A run of records
* * * *

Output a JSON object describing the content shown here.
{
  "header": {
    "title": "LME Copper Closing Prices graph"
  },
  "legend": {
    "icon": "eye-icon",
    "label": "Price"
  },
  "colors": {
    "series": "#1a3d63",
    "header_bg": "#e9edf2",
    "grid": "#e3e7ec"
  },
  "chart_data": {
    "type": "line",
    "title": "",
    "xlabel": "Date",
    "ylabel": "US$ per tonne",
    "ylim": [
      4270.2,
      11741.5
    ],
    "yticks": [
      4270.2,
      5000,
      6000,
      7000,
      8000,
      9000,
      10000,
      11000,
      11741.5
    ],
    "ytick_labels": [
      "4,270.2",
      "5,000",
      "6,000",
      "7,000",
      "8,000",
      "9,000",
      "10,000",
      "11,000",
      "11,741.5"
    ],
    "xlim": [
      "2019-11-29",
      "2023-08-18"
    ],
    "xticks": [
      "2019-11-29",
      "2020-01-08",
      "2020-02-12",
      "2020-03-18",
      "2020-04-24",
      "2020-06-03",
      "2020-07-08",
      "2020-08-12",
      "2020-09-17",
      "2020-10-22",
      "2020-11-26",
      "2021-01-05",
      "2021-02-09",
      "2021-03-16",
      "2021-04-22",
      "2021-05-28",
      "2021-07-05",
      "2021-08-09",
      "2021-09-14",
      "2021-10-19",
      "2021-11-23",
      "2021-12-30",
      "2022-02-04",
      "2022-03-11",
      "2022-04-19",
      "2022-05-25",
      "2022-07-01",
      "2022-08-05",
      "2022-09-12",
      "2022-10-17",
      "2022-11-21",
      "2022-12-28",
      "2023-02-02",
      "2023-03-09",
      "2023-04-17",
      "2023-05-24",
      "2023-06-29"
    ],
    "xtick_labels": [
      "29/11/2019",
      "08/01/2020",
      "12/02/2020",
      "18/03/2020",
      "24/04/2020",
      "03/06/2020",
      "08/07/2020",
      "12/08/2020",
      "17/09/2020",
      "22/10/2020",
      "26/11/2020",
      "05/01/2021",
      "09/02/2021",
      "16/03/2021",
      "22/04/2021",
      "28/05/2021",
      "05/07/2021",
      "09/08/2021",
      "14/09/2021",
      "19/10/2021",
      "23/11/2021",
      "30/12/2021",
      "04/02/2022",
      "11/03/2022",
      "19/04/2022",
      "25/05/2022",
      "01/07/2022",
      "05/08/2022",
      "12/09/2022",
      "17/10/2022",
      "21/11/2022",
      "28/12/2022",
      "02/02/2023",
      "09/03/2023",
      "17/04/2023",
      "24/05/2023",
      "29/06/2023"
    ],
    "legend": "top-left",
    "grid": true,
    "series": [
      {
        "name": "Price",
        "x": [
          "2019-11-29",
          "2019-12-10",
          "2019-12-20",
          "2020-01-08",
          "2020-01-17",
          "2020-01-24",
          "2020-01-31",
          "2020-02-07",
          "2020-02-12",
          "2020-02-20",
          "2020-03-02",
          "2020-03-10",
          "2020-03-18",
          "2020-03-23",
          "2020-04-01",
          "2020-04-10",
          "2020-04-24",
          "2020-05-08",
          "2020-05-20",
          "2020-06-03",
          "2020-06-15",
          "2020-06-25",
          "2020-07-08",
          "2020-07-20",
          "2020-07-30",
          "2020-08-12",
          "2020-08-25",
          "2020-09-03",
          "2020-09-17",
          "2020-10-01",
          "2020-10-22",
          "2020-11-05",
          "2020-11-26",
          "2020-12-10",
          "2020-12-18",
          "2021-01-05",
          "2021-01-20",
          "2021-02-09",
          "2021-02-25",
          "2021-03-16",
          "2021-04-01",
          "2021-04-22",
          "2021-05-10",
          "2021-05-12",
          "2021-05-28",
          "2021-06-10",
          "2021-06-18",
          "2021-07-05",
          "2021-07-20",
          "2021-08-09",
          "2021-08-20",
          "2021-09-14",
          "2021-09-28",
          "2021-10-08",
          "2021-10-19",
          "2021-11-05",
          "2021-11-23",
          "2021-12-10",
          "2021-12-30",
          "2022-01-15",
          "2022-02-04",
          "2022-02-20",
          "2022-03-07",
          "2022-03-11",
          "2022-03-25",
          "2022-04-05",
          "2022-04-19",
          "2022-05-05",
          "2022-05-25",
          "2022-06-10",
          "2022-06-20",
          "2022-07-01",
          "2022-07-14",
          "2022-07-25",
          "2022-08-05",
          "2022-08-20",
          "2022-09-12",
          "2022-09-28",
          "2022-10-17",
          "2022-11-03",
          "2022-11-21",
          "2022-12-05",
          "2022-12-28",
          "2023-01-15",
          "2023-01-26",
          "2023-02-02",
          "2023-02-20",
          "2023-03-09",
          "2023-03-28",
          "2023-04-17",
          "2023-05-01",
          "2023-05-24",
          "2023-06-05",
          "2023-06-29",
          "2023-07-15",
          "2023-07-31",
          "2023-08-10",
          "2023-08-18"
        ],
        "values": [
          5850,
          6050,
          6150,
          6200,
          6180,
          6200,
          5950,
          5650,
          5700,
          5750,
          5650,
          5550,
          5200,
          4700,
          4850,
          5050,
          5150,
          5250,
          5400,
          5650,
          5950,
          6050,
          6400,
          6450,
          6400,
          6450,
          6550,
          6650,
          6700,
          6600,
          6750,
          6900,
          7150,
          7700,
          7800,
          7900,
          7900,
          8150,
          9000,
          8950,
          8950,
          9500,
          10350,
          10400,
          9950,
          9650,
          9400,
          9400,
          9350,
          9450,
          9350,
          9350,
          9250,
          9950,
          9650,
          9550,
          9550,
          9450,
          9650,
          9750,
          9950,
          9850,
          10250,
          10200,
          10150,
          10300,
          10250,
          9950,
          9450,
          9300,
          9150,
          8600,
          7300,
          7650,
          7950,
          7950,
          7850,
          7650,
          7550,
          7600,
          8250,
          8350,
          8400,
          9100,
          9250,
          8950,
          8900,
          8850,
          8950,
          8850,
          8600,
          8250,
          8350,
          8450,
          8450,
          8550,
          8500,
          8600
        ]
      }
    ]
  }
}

* * * *

## TASK BRIEF
Reproduce each line of the material above precisely.

## THE OUTPUT
Output a JSON object describing the content shown here.
{
  "header": {
    "title": "LME Copper Closing Prices graph"
  },
  "legend": {
    "icon": "eye-icon",
    "label": "Price"
  },
  "colors": {
    "series": "#1a3d63",
    "header_bg": "#e9edf2",
    "grid": "#e3e7ec"
  },
  "chart_data": {
    "type": "line",
    "title": "",
    "xlabel": "Date",
    "ylabel": "US$ per tonne",
    "ylim": [
      4270.2,
      11741.5
    ],
    "yticks": [
      4270.2,
      5000,
      6000,
      7000,
      8000,
      9000,
      10000,
      11000,
      11741.5
    ],
    "ytick_labels": [
      "4,270.2",
      "5,000",
      "6,000",
      "7,000",
      "8,000",
      "9,000",
      "10,000",
      "11,000",
      "11,741.5"
    ],
    "xlim": [
      "2019-11-29",
      "2023-08-18"
    ],
    "xticks": [
      "2019-11-29",
      "2020-01-08",
      "2020-02-12",
      "2020-03-18",
      "2020-04-24",
      "2020-06-03",
      "2020-07-08",
      "2020-08-12",
      "2020-09-17",
      "2020-10-22",
      "2020-11-26",
      "2021-01-05",
      "2021-02-09",
      "2021-03-16",
      "2021-04-22",
      "2021-05-28",
      "2021-07-05",
      "2021-08-09",
      "2021-09-14",
      "2021-10-19",
      "2021-11-23",
      "2021-12-30",
      "2022-02-04",
      "2022-03-11",
      "2022-04-19",
      "2022-05-25",
      "2022-07-01",
      "2022-08-05",
      "2022-09-12",
      "2022-10-17",
      "2022-11-21",
      "2022-12-28",
      "2023-02-02",
      "2023-03-09",
      "2023-04-17",
      "2023-05-24",
      "2023-06-29"
    ],
    "xtick_labels": [
      "29/11/2019",
      "08/01/2020",
      "12/02/2020",
      "18/03/2020",
      "24/04/2020",
      "03/06/2020",
      "08/07/2020",
      "12/08/2020",
      "17/09/2020",
      "22/10/2020",
      "26/11/2020",
      "05/01/2021",
      "09/02/2021",
      "16/03/2021",
      "22/04/2021",
      "28/05/2021",
      "05/07/2021",
      "09/08/2021",
      "14/09/2021",
      "19/10/2021",
      "23/11/2021",
      "30/12/2021",
      "04/02/2022",
      "11/03/2022",
      "19/04/2022",
      "25/05/2022",
      "01/07/2022",
      "05/08/2022",
      "12/09/2022",
      "17/10/2022",
      "21/11/2022",
      "28/12/2022",
      "02/02/2023",
      "09/03/2023",
      "17/04/2023",
      "24/05/2023",
      "29/06/2023"
    ],
    "legend": "top-left",
    "grid": true,
    "series": [
      {
        "name": "Price",
        "x": [
          "2019-11-29",
          "2019-12-10",
          "2019-12-20",
          "2020-01-08",
          "2020-01-17",
          "2020-01-24",
          "2020-01-31",
          "2020-02-07",
          "2020-02-12",
          "2020-02-20",
          "2020-03-02",
          "2020-03-10",
          "2020-03-18",
          "2020-03-23",
          "2020-04-01",
          "2020-04-10",
          "2020-04-24",
          "2020-05-08",
          "2020-05-20",
          "2020-06-03",
          "2020-06-15",
          "2020-06-25",
          "2020-07-08",
          "2020-07-20",
          "2020-07-30",
          "2020-08-12",
          "2020-08-25",
          "2020-09-03",
          "2020-09-17",
          "2020-10-01",
          "2020-10-22",
          "2020-11-05",
          "2020-11-26",
          "2020-12-10",
          "2020-12-18",
          "2021-01-05",
          "2021-01-20",
          "2021-02-09",
          "2021-02-25",
          "2021-03-16",
          "2021-04-01",
          "2021-04-22",
          "2021-05-10",
          "2021-05-12",
          "2021-05-28",
          "2021-06-10",
          "2021-06-18",
          "2021-07-05",
          "2021-07-20",
          "2021-08-09",
          "2021-08-20",
          "2021-09-14",
          "2021-09-28",
          "2021-10-08",
          "2021-10-19",
          "2021-11-05",
          "2021-11-23",
          "2021-12-10",
          "2021-12-30",
          "2022-01-15",
          "2022-02-04",
          "2022-02-20",
          "2022-03-07",
          "2022-03-11",
          "2022-03-25",
          "2022-04-05",
          "2022-04-19",
          "2022-05-05",
          "2022-05-25",
          "2022-06-10",
          "2022-06-20",
          "2022-07-01",
          "2022-07-14",
          "2022-07-25",
          "2022-08-05",
          "2022-08-20",
          "2022-09-12",
          "2022-09-28",
          "2022-10-17",
          "2022-11-03",
          "2022-11-21",
          "2022-12-05",
          "2022-12-28",
          "2023-01-15",
          "2023-01-26",
          "2023-02-02",
          "2023-02-20",
          "2023-03-09",
          "2023-03-28",
          "2023-04-17",
          "2023-05-01",
          "2023-05-24",
          "2023-06-05",
          "2023-06-29",
          "2023-07-15",
          "2023-07-31",
          "2023-08-10",
          "2023-08-18"
        ],
        "values": [
          5850,
          6050,
          6150,
          6200,
          6180,
          6200,
          5950,
          5650,
          5700,
          5750,
          5650,
          5550,
          5200,
          4700,
          4850,
          5050,
          5150,
          5250,
          5400,
          5650,
          5950,
          6050,
          6400,
          6450,
          6400,
          6450,
          6550,
          6650,
          6700,
          6600,
          6750,
          6900,
          7150,
          7700,
          7800,
          7900,
          7900,
          8150,
          9000,
          8950,
          8950,
          9500,
          10350,
          10400,
          9950,
          9650,
          9400,
          9400,
          9350,
          9450,
          9350,
          9350,
          9250,
          9950,
          9650,
          9550,
          9550,
          9450,
          9650,
          9750,
          9950,
          9850,
          10250,
          10200,
          10150,
          10300,
          10250,
          9950,
          9450,
          9300,
          9150,
          8600,
          7300,
          7650,
          7950,
          7950,
          7850,
          7650,
          7550,
          7600,
          8250,
          8350,
          8400,
          9100,
          9250,
          8950,
          8900,
          8850,
          8950,
          8850,
          8600,
          8250,
          8350,
          8450,
          8450,
          8550,
          8500,
          8600
        ]
      }
    ]
  }
}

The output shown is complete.